» Task prompt: Copy the passage below on filler-modified adhesives word for word, from "After the glue" up to and including "is adequately justified.".

» Document excerpt:

However, in the case of filler additives, the correct mixing of the adhesive and the filler may be an issue. This is due to the presence of different phases during mixing (polymer as liquid phase, filler as solid phase); differences in density, nature and chemical composition; and filler reactivity [74,75,76]. One of the effective methods of correct mixing of these phases is sonication, i.e., the action of ultrasounds. As shown in the research [75,77], ultrasounds cause a number of phenomena related to ultrasonic cavitation (change of pressure and temperature of the polymer medium, activation of filler molecules constituting the so-called cavitation centers and chemical sonoreactions), which lead to the dispersion of filler molecules, their partial incorporation into the chemical composition of polymer chains and obtaining a homogeneous polymer structure with a filler in the liquid phase [37,74,78]. The phenomena occurring during sonication also affect the distribution of polymer and filler particles after the resin curing process. This means that the sonication process can also be considered a type of adhesive modification and, with appropriate sonication parameters, may lead to changes in the distance of chemical molecules and thus the internal structure of the polymer [79].
After the glue is fixed on the surface of the substrate (glue curing), the durability of the glued joint over time largely depends on the mechanical parameters of the glue. The strength and modulus of elasticity determine the load-bearing capacity of the joint under the loads occurring, e.g., in a reinforced structure or acting on glued elements made of different materials [32,65]. The working time of such a connection, and therefore its durability, is usually assumed for a period of several or even several dozen years. This means that the prospective improvement of these parameters as a result of adhesive modification with the use of fillers is adequately justified.

» Data lines:
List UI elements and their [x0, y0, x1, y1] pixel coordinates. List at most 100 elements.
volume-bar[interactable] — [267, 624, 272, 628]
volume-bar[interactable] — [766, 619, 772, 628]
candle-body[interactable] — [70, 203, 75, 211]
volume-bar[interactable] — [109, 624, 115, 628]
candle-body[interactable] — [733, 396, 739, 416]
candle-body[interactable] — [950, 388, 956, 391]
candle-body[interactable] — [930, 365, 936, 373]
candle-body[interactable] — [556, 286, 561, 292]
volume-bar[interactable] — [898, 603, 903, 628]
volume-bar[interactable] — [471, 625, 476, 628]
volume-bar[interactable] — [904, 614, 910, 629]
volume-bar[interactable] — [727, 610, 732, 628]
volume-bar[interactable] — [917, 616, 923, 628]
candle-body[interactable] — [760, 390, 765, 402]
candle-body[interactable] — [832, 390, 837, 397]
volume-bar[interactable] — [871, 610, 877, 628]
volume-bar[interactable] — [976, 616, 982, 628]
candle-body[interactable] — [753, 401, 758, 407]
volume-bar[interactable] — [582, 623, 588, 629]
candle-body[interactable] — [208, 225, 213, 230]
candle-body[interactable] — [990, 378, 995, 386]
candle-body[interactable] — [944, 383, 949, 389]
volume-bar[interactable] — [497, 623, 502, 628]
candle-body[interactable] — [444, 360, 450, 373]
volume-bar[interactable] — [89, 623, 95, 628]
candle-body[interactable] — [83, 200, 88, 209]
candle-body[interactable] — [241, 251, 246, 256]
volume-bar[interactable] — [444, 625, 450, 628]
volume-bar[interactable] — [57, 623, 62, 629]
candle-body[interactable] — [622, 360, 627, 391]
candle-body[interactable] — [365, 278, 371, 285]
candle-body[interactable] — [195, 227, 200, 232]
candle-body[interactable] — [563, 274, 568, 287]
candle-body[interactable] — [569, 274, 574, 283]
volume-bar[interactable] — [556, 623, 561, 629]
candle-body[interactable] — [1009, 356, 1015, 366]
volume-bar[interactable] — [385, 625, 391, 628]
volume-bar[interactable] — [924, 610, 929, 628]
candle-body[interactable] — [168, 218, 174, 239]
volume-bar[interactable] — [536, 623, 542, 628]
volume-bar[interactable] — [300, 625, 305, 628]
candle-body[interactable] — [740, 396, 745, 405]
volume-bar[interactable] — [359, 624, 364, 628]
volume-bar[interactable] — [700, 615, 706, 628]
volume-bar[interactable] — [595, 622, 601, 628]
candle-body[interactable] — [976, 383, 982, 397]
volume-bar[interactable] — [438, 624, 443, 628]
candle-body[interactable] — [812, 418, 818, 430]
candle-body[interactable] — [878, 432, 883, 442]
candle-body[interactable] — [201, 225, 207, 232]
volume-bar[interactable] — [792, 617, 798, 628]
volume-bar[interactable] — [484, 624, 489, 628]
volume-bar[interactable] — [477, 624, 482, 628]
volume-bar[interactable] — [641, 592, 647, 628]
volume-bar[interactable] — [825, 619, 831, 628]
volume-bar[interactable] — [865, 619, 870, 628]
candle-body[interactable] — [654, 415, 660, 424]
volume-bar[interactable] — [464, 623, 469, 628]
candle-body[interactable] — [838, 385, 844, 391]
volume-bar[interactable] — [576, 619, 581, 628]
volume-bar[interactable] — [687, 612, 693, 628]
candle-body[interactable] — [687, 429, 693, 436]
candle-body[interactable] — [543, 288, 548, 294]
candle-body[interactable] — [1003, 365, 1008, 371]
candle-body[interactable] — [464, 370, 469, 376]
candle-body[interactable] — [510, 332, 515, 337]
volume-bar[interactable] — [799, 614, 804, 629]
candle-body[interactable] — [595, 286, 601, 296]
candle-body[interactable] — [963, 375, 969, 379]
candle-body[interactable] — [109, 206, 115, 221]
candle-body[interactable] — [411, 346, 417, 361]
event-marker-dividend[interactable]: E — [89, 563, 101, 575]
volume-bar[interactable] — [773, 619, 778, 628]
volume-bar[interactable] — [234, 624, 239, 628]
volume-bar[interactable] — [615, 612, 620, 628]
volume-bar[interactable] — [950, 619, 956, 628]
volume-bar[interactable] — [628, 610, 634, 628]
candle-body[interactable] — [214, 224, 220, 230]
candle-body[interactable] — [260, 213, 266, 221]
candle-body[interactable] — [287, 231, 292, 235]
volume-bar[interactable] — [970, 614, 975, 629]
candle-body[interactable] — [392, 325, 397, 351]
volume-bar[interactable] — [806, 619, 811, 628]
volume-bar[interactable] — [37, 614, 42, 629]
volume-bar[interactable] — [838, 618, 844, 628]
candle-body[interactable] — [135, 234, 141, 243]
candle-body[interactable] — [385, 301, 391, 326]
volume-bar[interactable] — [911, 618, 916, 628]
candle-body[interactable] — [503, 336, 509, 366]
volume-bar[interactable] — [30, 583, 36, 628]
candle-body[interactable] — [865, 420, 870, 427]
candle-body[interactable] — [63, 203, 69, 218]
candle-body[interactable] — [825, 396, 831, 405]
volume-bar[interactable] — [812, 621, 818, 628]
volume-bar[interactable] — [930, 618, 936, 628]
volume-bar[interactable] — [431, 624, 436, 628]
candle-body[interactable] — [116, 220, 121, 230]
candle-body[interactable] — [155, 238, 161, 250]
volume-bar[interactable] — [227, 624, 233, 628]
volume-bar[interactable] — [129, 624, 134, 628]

» In response:
After the glue is fixed on the surface of the substrate (glue curing), the durability of the glued joint over time largely depends on the mechanical parameters of the glue. The strength and modulus of elasticity determine the load-bearing capacity of the joint under the loads occurring, e.g., in a reinforced structure or acting on glued elements made of different materials [32,65]. The working time of such a connection, and therefore its durability, is usually assumed for a period of several or even several dozen years. This means that the prospective improvement of these parameters as a result of adhesive modification with the use of fillers is adequately justified.